DATA FOR THE TASK ->
***

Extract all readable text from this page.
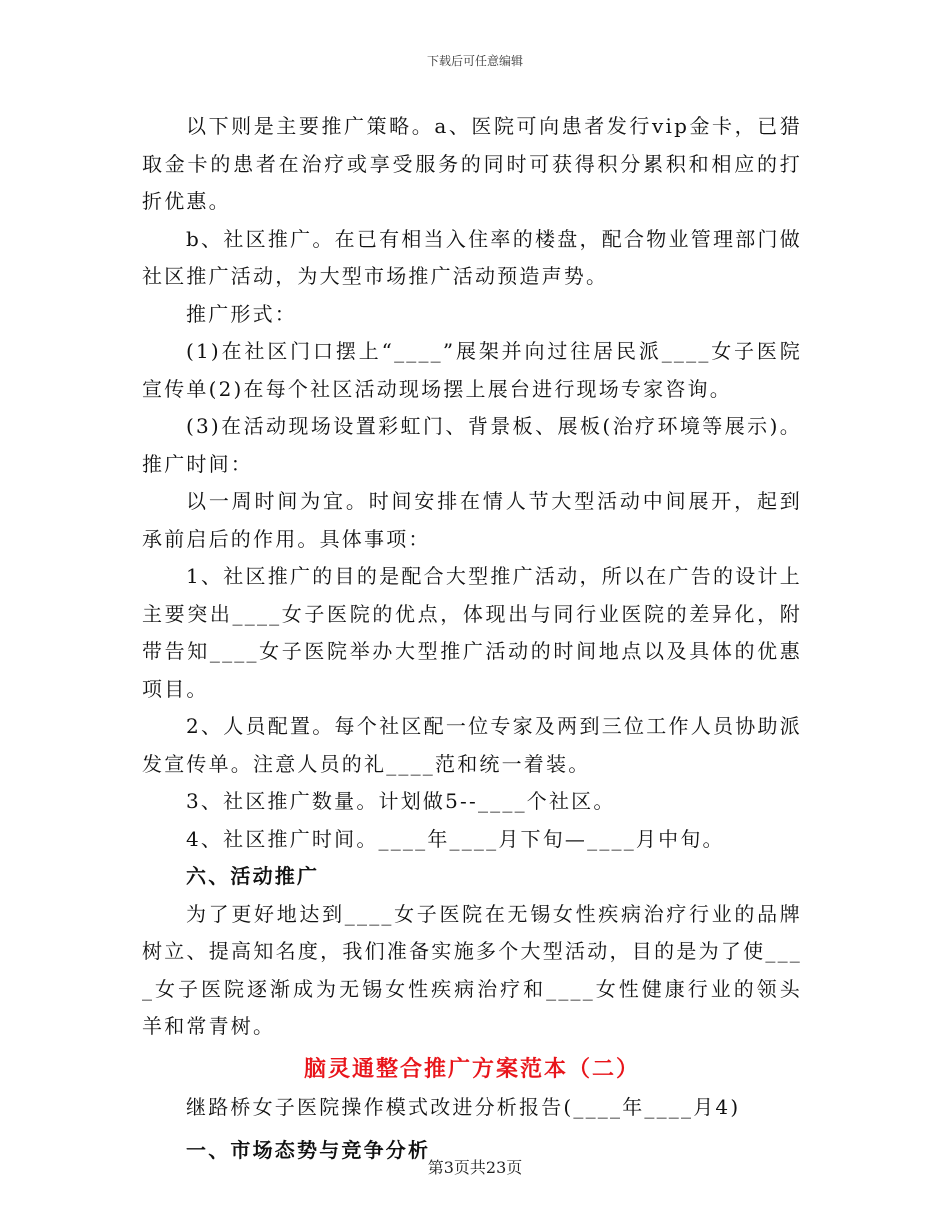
下载后可任意编辑

以下则是主要推广策略。a、医院可向患者发行vip金卡，已猎取金卡的患者在治疗或享受服务的同时可获得积分累积和相应的打折优惠。

b、社区推广。在已有相当入住率的楼盘，配合物业管理部门做社区推广活动，为大型市场推广活动预造声势。

推广形式：

(1)在社区门口摆上“____”展架并向过往居民派____女子医院宣传单(2)在每个社区活动现场摆上展台进行现场专家咨询。

(3)在活动现场设置彩虹门、背景板、展板(治疗环境等展示)。推广时间：

以一周时间为宜。时间安排在情人节大型活动中间展开，起到承前启后的作用。具体事项：

1、社区推广的目的是配合大型推广活动，所以在广告的设计上主要突出____女子医院的优点，体现出与同行业医院的差异化，附带告知____女子医院举办大型推广活动的时间地点以及具体的优惠项目。

2、人员配置。每个社区配一位专家及两到三位工作人员协助派发宣传单。注意人员的礼____范和统一着装。

3、社区推广数量。计划做5--____个社区。

4、社区推广时间。____年____月下旬—____月中旬。

六、活动推广

为了更好地达到____女子医院在无锡女性疾病治疗行业的品牌树立、提高知名度，我们准备实施多个大型活动，目的是为了使____女子医院逐渐成为无锡女性疾病治疗和____女性健康行业的领头羊和常青树。

脑灵通整合推广方案范本（二）

继路桥女子医院操作模式改进分析报告(____年____月4)

一、市场态势与竞争分析

第3页共23页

***

Return each line exactly as written. Any picture gets left out.

FINAL RESULT ->
Extract all readable text from this page.
下载后可任意编辑

以下则是主要推广策略。a、医院可向患者发行vip金卡，已猎取金卡的患者在治疗或享受服务的同时可获得积分累积和相应的打折优惠。

b、社区推广。在已有相当入住率的楼盘，配合物业管理部门做社区推广活动，为大型市场推广活动预造声势。

推广形式：

(1)在社区门口摆上“____”展架并向过往居民派____女子医院宣传单(2)在每个社区活动现场摆上展台进行现场专家咨询。

(3)在活动现场设置彩虹门、背景板、展板(治疗环境等展示)。推广时间：

以一周时间为宜。时间安排在情人节大型活动中间展开，起到承前启后的作用。具体事项：

1、社区推广的目的是配合大型推广活动，所以在广告的设计上主要突出____女子医院的优点，体现出与同行业医院的差异化，附带告知____女子医院举办大型推广活动的时间地点以及具体的优惠项目。

2、人员配置。每个社区配一位专家及两到三位工作人员协助派发宣传单。注意人员的礼____范和统一着装。

3、社区推广数量。计划做5--____个社区。

4、社区推广时间。____年____月下旬—____月中旬。

六、活动推广

为了更好地达到____女子医院在无锡女性疾病治疗行业的品牌树立、提高知名度，我们准备实施多个大型活动，目的是为了使____女子医院逐渐成为无锡女性疾病治疗和____女性健康行业的领头羊和常青树。

脑灵通整合推广方案范本（二）

继路桥女子医院操作模式改进分析报告(____年____月4)

一、市场态势与竞争分析

第3页共23页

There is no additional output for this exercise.